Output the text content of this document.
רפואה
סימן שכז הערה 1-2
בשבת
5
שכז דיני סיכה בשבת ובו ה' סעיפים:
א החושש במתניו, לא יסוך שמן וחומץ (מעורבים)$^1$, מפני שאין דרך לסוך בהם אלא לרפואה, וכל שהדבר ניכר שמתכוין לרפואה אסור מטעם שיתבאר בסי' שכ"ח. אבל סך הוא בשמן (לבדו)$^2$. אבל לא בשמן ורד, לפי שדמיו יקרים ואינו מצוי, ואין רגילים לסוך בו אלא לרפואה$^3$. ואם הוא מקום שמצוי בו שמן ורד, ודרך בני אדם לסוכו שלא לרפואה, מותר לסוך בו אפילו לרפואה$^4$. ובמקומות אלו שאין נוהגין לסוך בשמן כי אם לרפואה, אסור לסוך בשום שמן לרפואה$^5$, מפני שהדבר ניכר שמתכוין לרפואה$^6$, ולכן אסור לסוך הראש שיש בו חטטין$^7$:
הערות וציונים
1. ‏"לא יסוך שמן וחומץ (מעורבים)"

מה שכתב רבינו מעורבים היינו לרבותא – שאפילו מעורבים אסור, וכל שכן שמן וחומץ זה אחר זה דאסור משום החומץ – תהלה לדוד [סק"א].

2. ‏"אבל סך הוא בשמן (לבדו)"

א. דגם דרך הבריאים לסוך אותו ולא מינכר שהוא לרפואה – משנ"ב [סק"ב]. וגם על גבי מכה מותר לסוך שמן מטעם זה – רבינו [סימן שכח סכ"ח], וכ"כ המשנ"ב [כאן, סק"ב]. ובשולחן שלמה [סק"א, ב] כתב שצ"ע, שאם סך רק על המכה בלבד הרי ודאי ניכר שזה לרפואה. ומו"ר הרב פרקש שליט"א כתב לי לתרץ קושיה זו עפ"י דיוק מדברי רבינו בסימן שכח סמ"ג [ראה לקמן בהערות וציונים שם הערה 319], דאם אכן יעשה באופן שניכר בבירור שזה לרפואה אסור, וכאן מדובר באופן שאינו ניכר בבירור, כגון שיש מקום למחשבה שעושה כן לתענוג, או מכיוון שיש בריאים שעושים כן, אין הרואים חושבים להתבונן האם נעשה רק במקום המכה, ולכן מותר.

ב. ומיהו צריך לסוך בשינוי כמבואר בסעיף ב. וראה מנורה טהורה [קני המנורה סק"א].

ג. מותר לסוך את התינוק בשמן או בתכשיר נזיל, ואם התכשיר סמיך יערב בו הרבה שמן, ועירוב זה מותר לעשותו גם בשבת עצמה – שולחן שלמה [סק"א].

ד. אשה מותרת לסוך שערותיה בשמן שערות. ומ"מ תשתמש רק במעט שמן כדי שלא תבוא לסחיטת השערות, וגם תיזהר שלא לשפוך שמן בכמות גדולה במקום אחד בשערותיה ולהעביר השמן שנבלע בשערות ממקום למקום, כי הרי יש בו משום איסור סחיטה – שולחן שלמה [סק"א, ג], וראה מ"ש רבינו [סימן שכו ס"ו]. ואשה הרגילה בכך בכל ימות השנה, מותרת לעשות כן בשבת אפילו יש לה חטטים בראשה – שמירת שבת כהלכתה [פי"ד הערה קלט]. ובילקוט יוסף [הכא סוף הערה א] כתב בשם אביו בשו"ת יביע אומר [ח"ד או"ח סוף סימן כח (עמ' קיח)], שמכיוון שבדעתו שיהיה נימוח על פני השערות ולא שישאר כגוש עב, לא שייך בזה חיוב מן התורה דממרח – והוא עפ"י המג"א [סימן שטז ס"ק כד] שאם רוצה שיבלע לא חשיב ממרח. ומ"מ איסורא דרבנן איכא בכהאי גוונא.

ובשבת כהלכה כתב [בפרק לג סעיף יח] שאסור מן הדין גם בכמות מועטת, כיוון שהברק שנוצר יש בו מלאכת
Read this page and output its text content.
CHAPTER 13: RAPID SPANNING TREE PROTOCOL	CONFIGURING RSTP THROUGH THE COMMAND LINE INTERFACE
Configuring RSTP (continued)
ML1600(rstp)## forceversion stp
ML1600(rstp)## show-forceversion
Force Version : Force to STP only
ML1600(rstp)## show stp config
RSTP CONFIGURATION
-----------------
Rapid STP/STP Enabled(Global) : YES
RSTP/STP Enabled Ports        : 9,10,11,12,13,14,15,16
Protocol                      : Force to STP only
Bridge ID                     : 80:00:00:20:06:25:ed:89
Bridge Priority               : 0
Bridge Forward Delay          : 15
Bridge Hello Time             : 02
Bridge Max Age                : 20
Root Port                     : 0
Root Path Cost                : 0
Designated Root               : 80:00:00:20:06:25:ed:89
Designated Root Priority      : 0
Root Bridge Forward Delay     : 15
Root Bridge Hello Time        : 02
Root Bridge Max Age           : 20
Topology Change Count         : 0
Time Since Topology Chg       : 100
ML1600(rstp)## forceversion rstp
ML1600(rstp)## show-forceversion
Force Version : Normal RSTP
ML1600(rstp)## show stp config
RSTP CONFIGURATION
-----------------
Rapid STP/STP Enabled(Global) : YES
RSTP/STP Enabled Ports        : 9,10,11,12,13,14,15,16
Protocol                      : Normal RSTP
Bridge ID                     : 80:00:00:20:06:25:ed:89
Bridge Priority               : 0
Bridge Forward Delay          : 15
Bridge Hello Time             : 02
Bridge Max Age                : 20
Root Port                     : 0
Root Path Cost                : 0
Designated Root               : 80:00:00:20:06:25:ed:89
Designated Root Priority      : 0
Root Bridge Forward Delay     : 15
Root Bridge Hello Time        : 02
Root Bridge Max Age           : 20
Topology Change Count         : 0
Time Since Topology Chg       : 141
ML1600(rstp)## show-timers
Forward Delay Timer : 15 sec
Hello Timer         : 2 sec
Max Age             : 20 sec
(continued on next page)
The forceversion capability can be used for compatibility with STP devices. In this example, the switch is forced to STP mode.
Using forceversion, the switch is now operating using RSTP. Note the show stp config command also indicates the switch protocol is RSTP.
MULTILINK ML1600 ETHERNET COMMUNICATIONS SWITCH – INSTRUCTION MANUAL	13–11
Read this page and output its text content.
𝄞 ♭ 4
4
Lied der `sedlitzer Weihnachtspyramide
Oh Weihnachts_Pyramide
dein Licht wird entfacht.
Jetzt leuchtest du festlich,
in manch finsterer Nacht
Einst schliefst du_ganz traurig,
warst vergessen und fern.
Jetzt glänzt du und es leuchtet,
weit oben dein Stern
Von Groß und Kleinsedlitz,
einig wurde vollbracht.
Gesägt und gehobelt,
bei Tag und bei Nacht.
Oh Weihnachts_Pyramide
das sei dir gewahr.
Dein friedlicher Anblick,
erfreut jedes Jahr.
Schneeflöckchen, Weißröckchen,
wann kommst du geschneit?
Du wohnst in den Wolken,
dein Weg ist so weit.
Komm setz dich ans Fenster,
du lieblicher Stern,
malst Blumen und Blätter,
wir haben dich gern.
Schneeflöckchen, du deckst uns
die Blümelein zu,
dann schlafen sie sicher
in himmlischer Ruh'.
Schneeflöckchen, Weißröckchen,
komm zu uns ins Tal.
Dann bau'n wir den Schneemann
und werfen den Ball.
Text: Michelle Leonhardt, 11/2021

= = =

_Given instruction_
Find the count of lines in the data above where the string "weit" occurs. Provide that number alone.

_Full response_
2